Leave out every picture, then transcribe the rest of the listing exactly.

--- start of Supplied records ---

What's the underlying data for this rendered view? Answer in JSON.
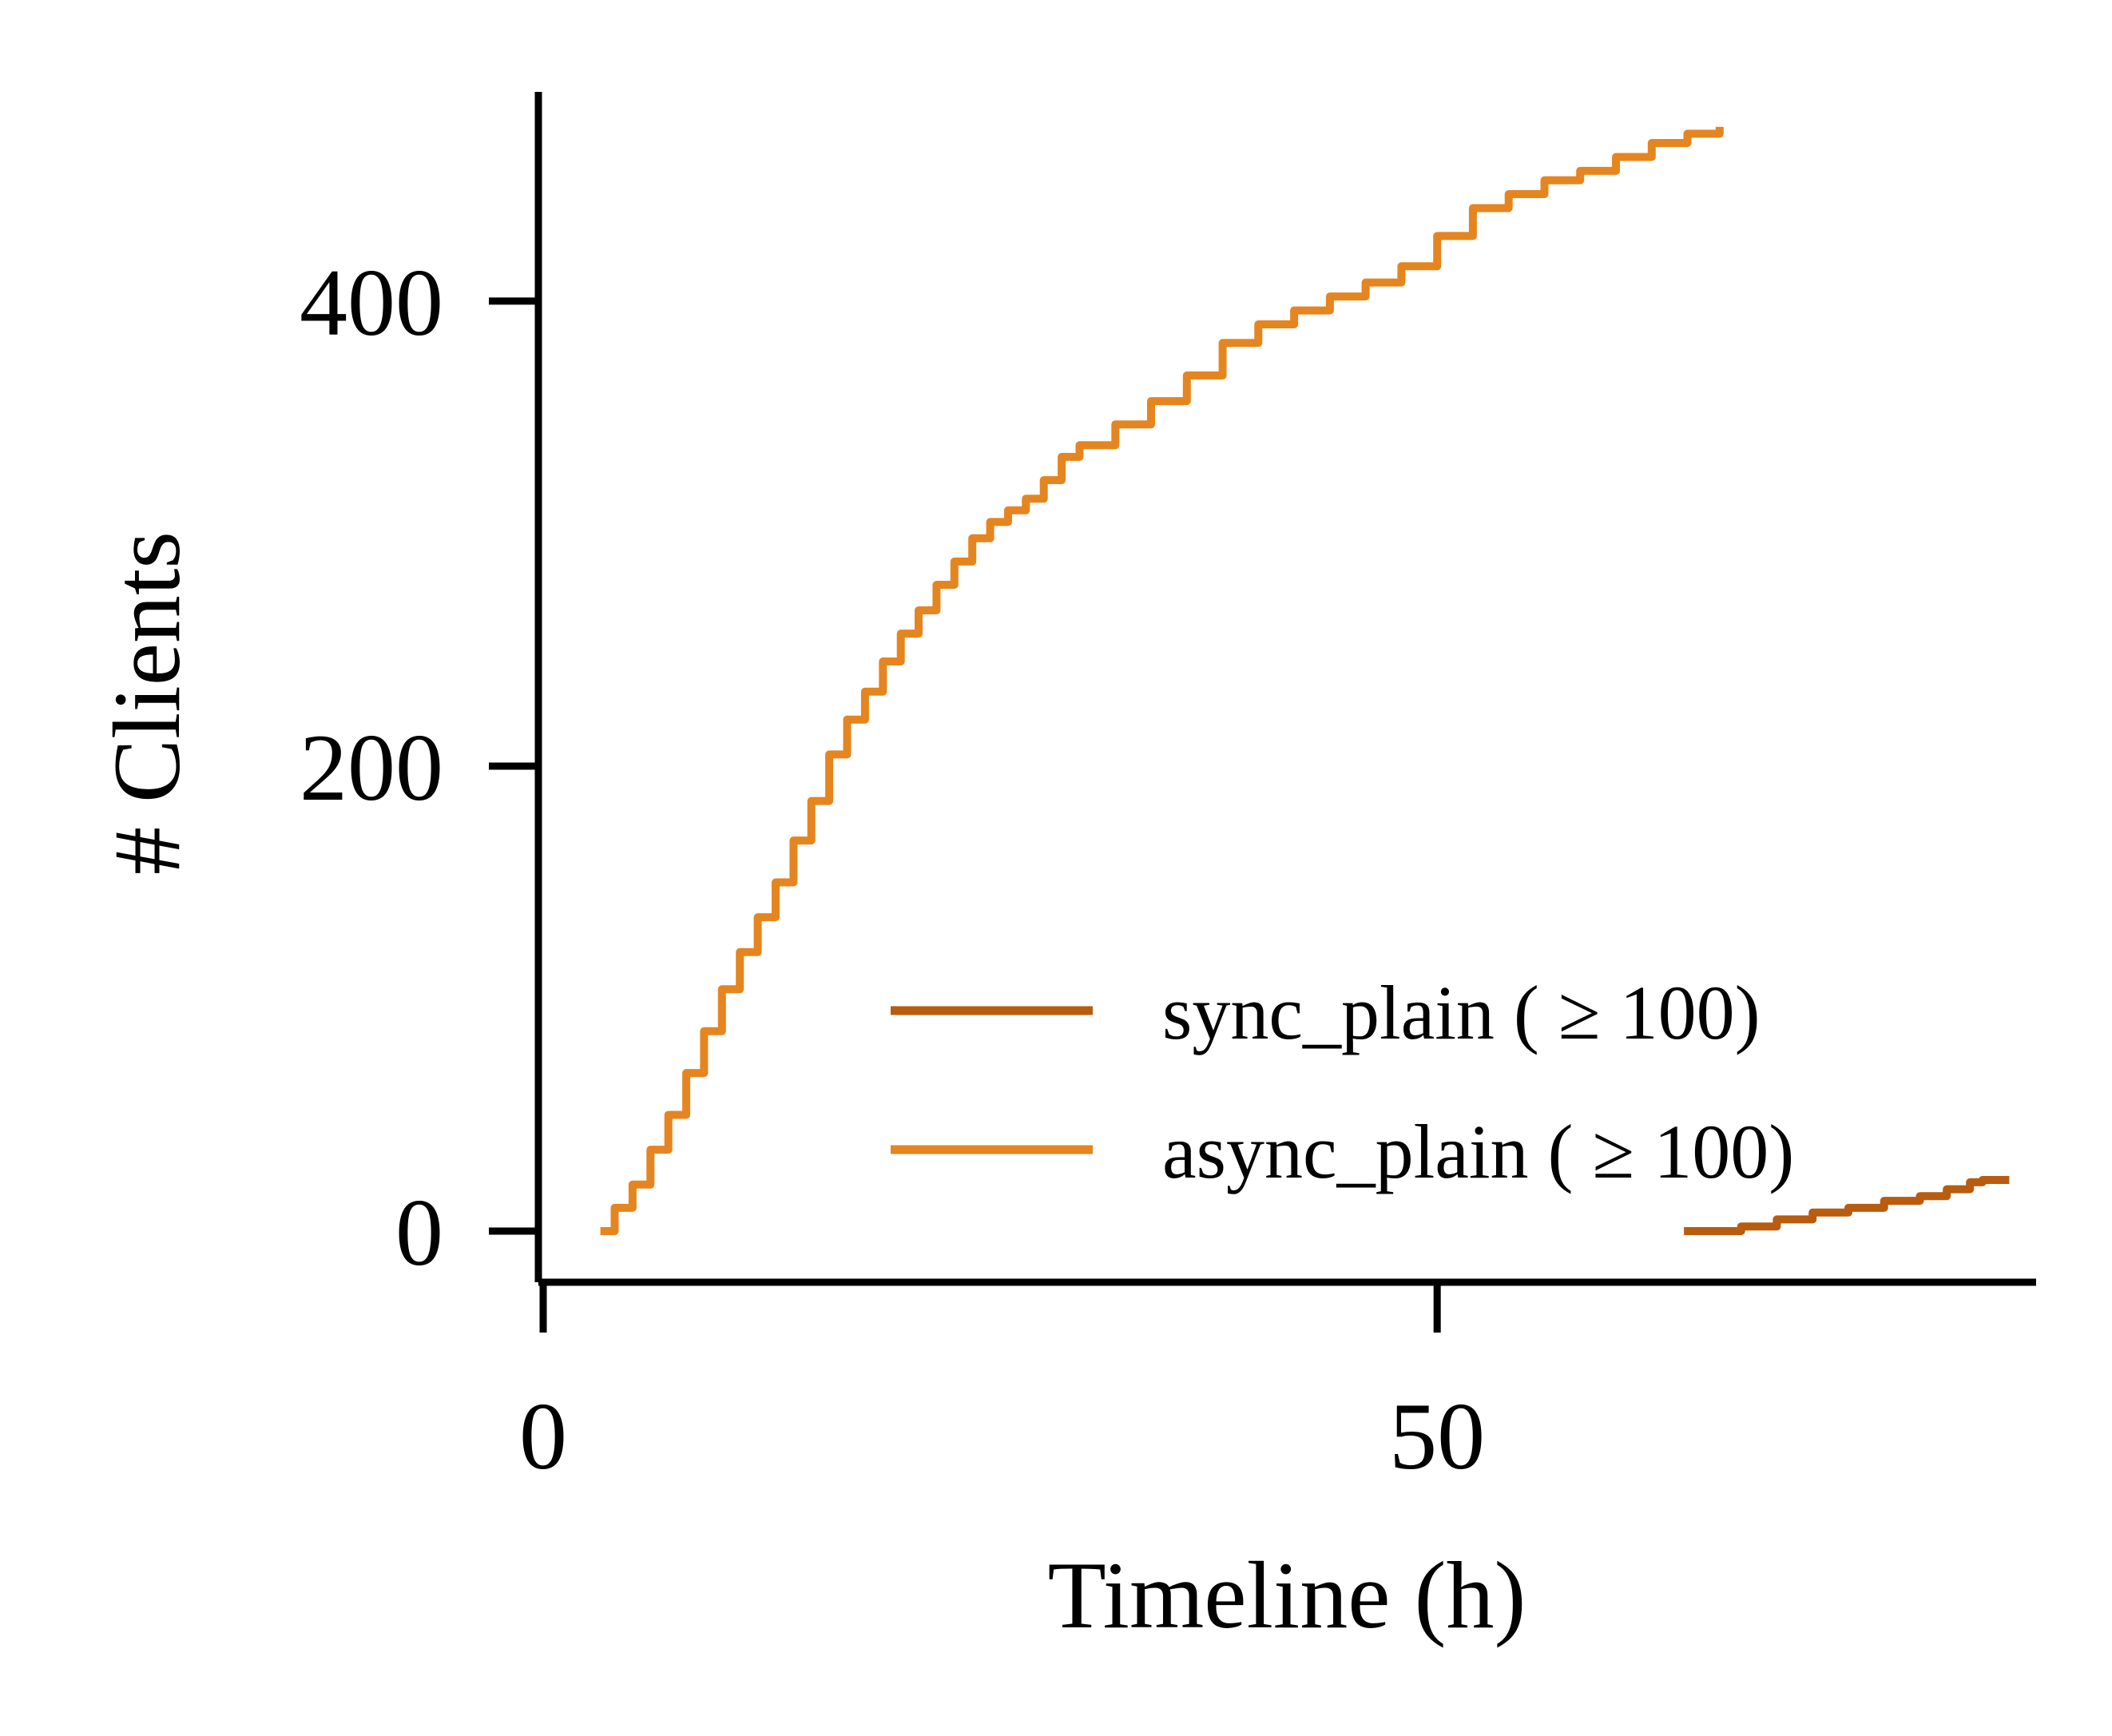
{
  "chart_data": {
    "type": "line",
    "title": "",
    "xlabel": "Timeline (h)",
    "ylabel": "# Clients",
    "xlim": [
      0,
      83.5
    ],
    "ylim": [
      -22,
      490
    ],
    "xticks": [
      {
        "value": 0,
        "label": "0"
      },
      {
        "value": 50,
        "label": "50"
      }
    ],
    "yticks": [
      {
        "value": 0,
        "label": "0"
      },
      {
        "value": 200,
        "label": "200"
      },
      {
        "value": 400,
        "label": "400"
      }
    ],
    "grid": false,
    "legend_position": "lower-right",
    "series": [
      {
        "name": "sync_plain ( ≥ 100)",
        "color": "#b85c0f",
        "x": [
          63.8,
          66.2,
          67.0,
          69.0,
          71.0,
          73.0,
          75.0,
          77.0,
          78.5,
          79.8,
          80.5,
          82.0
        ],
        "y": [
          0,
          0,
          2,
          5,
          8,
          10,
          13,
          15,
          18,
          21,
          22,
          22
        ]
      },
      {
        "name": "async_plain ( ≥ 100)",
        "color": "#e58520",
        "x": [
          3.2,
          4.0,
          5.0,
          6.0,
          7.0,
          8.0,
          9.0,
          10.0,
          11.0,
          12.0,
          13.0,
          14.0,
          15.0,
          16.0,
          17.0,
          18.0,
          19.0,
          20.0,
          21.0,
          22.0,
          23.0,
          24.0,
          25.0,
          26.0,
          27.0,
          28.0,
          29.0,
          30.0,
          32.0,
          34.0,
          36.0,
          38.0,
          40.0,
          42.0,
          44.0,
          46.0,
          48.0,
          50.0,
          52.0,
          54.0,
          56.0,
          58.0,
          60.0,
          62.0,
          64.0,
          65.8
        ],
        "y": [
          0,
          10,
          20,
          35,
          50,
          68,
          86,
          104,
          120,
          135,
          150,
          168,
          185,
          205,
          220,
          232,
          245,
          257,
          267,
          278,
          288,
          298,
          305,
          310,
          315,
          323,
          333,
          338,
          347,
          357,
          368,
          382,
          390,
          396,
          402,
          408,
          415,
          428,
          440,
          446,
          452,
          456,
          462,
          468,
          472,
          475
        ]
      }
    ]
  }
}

--- end of Supplied records ---

Result for this exercise:
What's the underlying data for this rendered view? Answer in JSON.
{
  "chart_data": {
    "type": "line",
    "title": "",
    "xlabel": "Timeline (h)",
    "ylabel": "# Clients",
    "xlim": [
      0,
      83.5
    ],
    "ylim": [
      -22,
      490
    ],
    "xticks": [
      {
        "value": 0,
        "label": "0"
      },
      {
        "value": 50,
        "label": "50"
      }
    ],
    "yticks": [
      {
        "value": 0,
        "label": "0"
      },
      {
        "value": 200,
        "label": "200"
      },
      {
        "value": 400,
        "label": "400"
      }
    ],
    "grid": false,
    "legend_position": "lower-right",
    "series": [
      {
        "name": "sync_plain ( ≥ 100)",
        "color": "#b85c0f",
        "x": [
          63.8,
          66.2,
          67.0,
          69.0,
          71.0,
          73.0,
          75.0,
          77.0,
          78.5,
          79.8,
          80.5,
          82.0
        ],
        "y": [
          0,
          0,
          2,
          5,
          8,
          10,
          13,
          15,
          18,
          21,
          22,
          22
        ]
      },
      {
        "name": "async_plain ( ≥ 100)",
        "color": "#e58520",
        "x": [
          3.2,
          4.0,
          5.0,
          6.0,
          7.0,
          8.0,
          9.0,
          10.0,
          11.0,
          12.0,
          13.0,
          14.0,
          15.0,
          16.0,
          17.0,
          18.0,
          19.0,
          20.0,
          21.0,
          22.0,
          23.0,
          24.0,
          25.0,
          26.0,
          27.0,
          28.0,
          29.0,
          30.0,
          32.0,
          34.0,
          36.0,
          38.0,
          40.0,
          42.0,
          44.0,
          46.0,
          48.0,
          50.0,
          52.0,
          54.0,
          56.0,
          58.0,
          60.0,
          62.0,
          64.0,
          65.8
        ],
        "y": [
          0,
          10,
          20,
          35,
          50,
          68,
          86,
          104,
          120,
          135,
          150,
          168,
          185,
          205,
          220,
          232,
          245,
          257,
          267,
          278,
          288,
          298,
          305,
          310,
          315,
          323,
          333,
          338,
          347,
          357,
          368,
          382,
          390,
          396,
          402,
          408,
          415,
          428,
          440,
          446,
          452,
          456,
          462,
          468,
          472,
          475
        ]
      }
    ]
  }
}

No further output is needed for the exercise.